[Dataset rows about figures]

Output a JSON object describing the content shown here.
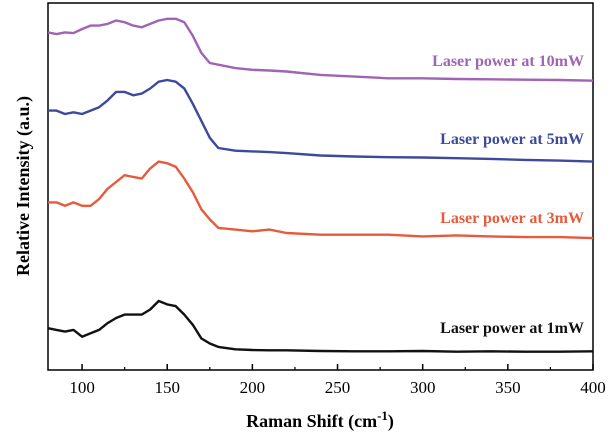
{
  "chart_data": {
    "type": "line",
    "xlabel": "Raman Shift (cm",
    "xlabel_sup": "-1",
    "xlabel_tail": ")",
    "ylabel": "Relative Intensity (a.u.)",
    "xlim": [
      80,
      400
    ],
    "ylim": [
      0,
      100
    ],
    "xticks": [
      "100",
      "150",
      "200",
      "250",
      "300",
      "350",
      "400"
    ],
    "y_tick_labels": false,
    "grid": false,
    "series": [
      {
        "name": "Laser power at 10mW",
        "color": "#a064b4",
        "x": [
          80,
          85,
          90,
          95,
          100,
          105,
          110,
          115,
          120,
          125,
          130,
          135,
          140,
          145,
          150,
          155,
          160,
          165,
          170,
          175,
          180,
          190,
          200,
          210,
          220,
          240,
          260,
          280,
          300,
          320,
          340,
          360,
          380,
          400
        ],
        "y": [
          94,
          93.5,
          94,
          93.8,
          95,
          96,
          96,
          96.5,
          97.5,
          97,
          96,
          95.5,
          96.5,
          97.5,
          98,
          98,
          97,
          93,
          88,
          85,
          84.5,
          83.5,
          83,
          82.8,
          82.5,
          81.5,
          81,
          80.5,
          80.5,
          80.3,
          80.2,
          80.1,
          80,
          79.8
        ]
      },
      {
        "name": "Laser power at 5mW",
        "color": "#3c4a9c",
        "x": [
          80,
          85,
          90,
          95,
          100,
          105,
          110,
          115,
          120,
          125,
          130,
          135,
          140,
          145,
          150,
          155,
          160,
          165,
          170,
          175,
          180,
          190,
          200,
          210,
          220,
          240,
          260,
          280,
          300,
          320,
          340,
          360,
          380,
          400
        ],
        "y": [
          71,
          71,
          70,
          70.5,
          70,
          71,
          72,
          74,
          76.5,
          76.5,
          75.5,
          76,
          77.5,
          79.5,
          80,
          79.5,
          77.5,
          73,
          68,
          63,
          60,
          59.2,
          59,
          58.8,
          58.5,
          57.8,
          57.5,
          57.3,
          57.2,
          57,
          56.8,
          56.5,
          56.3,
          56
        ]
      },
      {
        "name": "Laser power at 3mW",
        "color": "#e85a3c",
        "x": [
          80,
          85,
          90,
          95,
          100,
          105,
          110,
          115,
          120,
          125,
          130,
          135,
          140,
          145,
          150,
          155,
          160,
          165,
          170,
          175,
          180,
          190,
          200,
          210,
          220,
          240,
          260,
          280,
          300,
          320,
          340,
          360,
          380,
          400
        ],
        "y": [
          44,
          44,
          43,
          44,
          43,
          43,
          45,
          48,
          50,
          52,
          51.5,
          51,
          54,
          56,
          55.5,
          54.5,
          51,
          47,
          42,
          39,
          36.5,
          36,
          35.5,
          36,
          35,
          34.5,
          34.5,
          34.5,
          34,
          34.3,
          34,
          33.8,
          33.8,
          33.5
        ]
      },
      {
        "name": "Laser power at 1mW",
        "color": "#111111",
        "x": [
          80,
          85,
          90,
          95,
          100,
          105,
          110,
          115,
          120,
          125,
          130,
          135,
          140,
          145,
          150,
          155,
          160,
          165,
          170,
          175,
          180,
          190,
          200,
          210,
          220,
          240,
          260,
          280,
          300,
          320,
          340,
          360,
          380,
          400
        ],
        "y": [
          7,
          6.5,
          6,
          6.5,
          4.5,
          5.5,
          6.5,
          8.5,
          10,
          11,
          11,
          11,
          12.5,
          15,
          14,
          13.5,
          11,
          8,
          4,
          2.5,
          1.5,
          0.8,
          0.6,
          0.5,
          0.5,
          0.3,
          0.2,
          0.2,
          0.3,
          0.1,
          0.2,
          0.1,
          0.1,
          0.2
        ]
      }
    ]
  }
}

• Task statement
Copy out every line of the material above exactly, skipping the pictures.

• Answer for the task
Output a JSON object describing the content shown here.
{
  "chart_data": {
    "type": "line",
    "xlabel": "Raman Shift (cm",
    "xlabel_sup": "-1",
    "xlabel_tail": ")",
    "ylabel": "Relative Intensity (a.u.)",
    "xlim": [
      80,
      400
    ],
    "ylim": [
      0,
      100
    ],
    "xticks": [
      "100",
      "150",
      "200",
      "250",
      "300",
      "350",
      "400"
    ],
    "y_tick_labels": false,
    "grid": false,
    "series": [
      {
        "name": "Laser power at 10mW",
        "color": "#a064b4",
        "x": [
          80,
          85,
          90,
          95,
          100,
          105,
          110,
          115,
          120,
          125,
          130,
          135,
          140,
          145,
          150,
          155,
          160,
          165,
          170,
          175,
          180,
          190,
          200,
          210,
          220,
          240,
          260,
          280,
          300,
          320,
          340,
          360,
          380,
          400
        ],
        "y": [
          94,
          93.5,
          94,
          93.8,
          95,
          96,
          96,
          96.5,
          97.5,
          97,
          96,
          95.5,
          96.5,
          97.5,
          98,
          98,
          97,
          93,
          88,
          85,
          84.5,
          83.5,
          83,
          82.8,
          82.5,
          81.5,
          81,
          80.5,
          80.5,
          80.3,
          80.2,
          80.1,
          80,
          79.8
        ]
      },
      {
        "name": "Laser power at 5mW",
        "color": "#3c4a9c",
        "x": [
          80,
          85,
          90,
          95,
          100,
          105,
          110,
          115,
          120,
          125,
          130,
          135,
          140,
          145,
          150,
          155,
          160,
          165,
          170,
          175,
          180,
          190,
          200,
          210,
          220,
          240,
          260,
          280,
          300,
          320,
          340,
          360,
          380,
          400
        ],
        "y": [
          71,
          71,
          70,
          70.5,
          70,
          71,
          72,
          74,
          76.5,
          76.5,
          75.5,
          76,
          77.5,
          79.5,
          80,
          79.5,
          77.5,
          73,
          68,
          63,
          60,
          59.2,
          59,
          58.8,
          58.5,
          57.8,
          57.5,
          57.3,
          57.2,
          57,
          56.8,
          56.5,
          56.3,
          56
        ]
      },
      {
        "name": "Laser power at 3mW",
        "color": "#e85a3c",
        "x": [
          80,
          85,
          90,
          95,
          100,
          105,
          110,
          115,
          120,
          125,
          130,
          135,
          140,
          145,
          150,
          155,
          160,
          165,
          170,
          175,
          180,
          190,
          200,
          210,
          220,
          240,
          260,
          280,
          300,
          320,
          340,
          360,
          380,
          400
        ],
        "y": [
          44,
          44,
          43,
          44,
          43,
          43,
          45,
          48,
          50,
          52,
          51.5,
          51,
          54,
          56,
          55.5,
          54.5,
          51,
          47,
          42,
          39,
          36.5,
          36,
          35.5,
          36,
          35,
          34.5,
          34.5,
          34.5,
          34,
          34.3,
          34,
          33.8,
          33.8,
          33.5
        ]
      },
      {
        "name": "Laser power at 1mW",
        "color": "#111111",
        "x": [
          80,
          85,
          90,
          95,
          100,
          105,
          110,
          115,
          120,
          125,
          130,
          135,
          140,
          145,
          150,
          155,
          160,
          165,
          170,
          175,
          180,
          190,
          200,
          210,
          220,
          240,
          260,
          280,
          300,
          320,
          340,
          360,
          380,
          400
        ],
        "y": [
          7,
          6.5,
          6,
          6.5,
          4.5,
          5.5,
          6.5,
          8.5,
          10,
          11,
          11,
          11,
          12.5,
          15,
          14,
          13.5,
          11,
          8,
          4,
          2.5,
          1.5,
          0.8,
          0.6,
          0.5,
          0.5,
          0.3,
          0.2,
          0.2,
          0.3,
          0.1,
          0.2,
          0.1,
          0.1,
          0.2
        ]
      }
    ]
  }
}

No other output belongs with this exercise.